[Records from a data collection]
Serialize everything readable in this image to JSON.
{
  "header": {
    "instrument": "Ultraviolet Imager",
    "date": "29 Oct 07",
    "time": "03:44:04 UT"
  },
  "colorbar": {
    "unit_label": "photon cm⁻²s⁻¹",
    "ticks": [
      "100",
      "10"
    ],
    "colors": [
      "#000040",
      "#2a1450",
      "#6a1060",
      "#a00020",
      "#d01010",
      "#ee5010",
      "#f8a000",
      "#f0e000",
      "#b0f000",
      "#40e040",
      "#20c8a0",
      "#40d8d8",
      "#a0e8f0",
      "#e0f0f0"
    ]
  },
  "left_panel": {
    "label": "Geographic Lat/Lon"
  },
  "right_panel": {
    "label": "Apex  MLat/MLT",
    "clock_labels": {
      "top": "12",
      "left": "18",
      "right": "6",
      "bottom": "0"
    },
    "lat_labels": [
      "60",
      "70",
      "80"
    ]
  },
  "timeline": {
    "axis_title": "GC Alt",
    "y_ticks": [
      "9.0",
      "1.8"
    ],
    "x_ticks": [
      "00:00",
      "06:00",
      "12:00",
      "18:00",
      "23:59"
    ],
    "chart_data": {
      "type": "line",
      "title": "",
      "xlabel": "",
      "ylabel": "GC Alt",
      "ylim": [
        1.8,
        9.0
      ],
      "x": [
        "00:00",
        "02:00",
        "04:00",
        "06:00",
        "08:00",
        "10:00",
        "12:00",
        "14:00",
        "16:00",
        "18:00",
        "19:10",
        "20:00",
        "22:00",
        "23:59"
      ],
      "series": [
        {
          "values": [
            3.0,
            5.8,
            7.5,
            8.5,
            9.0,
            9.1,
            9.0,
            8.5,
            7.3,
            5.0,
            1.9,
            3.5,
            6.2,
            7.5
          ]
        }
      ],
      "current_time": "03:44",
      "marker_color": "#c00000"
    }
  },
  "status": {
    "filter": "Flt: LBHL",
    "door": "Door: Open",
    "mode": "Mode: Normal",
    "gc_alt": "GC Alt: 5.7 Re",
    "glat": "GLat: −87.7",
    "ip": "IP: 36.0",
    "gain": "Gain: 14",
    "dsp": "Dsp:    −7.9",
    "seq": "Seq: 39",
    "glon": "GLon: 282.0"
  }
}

* Aim of the exercise: Restate every entry word for word.

* Task result:
Serialize everything readable in this image to JSON.
{
  "header": {
    "instrument": "Ultraviolet Imager",
    "date": "29 Oct 07",
    "time": "03:44:04 UT"
  },
  "colorbar": {
    "unit_label": "photon cm⁻²s⁻¹",
    "ticks": [
      "100",
      "10"
    ],
    "colors": [
      "#000040",
      "#2a1450",
      "#6a1060",
      "#a00020",
      "#d01010",
      "#ee5010",
      "#f8a000",
      "#f0e000",
      "#b0f000",
      "#40e040",
      "#20c8a0",
      "#40d8d8",
      "#a0e8f0",
      "#e0f0f0"
    ]
  },
  "left_panel": {
    "label": "Geographic Lat/Lon"
  },
  "right_panel": {
    "label": "Apex  MLat/MLT",
    "clock_labels": {
      "top": "12",
      "left": "18",
      "right": "6",
      "bottom": "0"
    },
    "lat_labels": [
      "60",
      "70",
      "80"
    ]
  },
  "timeline": {
    "axis_title": "GC Alt",
    "y_ticks": [
      "9.0",
      "1.8"
    ],
    "x_ticks": [
      "00:00",
      "06:00",
      "12:00",
      "18:00",
      "23:59"
    ],
    "chart_data": {
      "type": "line",
      "title": "",
      "xlabel": "",
      "ylabel": "GC Alt",
      "ylim": [
        1.8,
        9.0
      ],
      "x": [
        "00:00",
        "02:00",
        "04:00",
        "06:00",
        "08:00",
        "10:00",
        "12:00",
        "14:00",
        "16:00",
        "18:00",
        "19:10",
        "20:00",
        "22:00",
        "23:59"
      ],
      "series": [
        {
          "values": [
            3.0,
            5.8,
            7.5,
            8.5,
            9.0,
            9.1,
            9.0,
            8.5,
            7.3,
            5.0,
            1.9,
            3.5,
            6.2,
            7.5
          ]
        }
      ],
      "current_time": "03:44",
      "marker_color": "#c00000"
    }
  },
  "status": {
    "filter": "Flt: LBHL",
    "door": "Door: Open",
    "mode": "Mode: Normal",
    "gc_alt": "GC Alt: 5.7 Re",
    "glat": "GLat: −87.7",
    "ip": "IP: 36.0",
    "gain": "Gain: 14",
    "dsp": "Dsp:    −7.9",
    "seq": "Seq: 39",
    "glon": "GLon: 282.0"
  }
}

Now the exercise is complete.